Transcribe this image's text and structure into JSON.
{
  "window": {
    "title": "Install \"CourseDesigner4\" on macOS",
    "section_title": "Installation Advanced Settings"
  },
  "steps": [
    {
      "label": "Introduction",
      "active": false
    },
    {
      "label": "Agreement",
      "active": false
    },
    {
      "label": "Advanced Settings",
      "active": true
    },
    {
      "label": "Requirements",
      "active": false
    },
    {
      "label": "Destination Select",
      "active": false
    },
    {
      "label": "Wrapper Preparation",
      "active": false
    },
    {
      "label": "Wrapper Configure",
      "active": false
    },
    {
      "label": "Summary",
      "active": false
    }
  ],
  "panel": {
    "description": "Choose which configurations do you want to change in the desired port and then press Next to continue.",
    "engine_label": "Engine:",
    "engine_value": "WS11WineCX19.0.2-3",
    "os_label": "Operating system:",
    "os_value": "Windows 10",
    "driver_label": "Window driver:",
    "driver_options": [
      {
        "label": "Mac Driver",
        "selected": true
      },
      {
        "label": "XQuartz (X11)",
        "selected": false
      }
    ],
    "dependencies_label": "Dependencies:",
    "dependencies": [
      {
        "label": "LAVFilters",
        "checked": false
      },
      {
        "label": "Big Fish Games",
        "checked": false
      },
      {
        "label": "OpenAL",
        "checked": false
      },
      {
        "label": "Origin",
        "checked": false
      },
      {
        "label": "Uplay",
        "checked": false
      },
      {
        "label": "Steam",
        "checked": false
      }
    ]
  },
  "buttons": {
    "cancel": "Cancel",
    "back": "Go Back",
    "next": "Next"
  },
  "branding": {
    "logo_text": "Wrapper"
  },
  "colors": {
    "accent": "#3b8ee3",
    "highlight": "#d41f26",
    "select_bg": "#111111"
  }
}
━━━━
_Short problem_. Report each line of the material above where the word "Settings" appears.

_Solution below_.
    "section_title": "Installation Advanced Settings"
      "label": "Advanced Settings",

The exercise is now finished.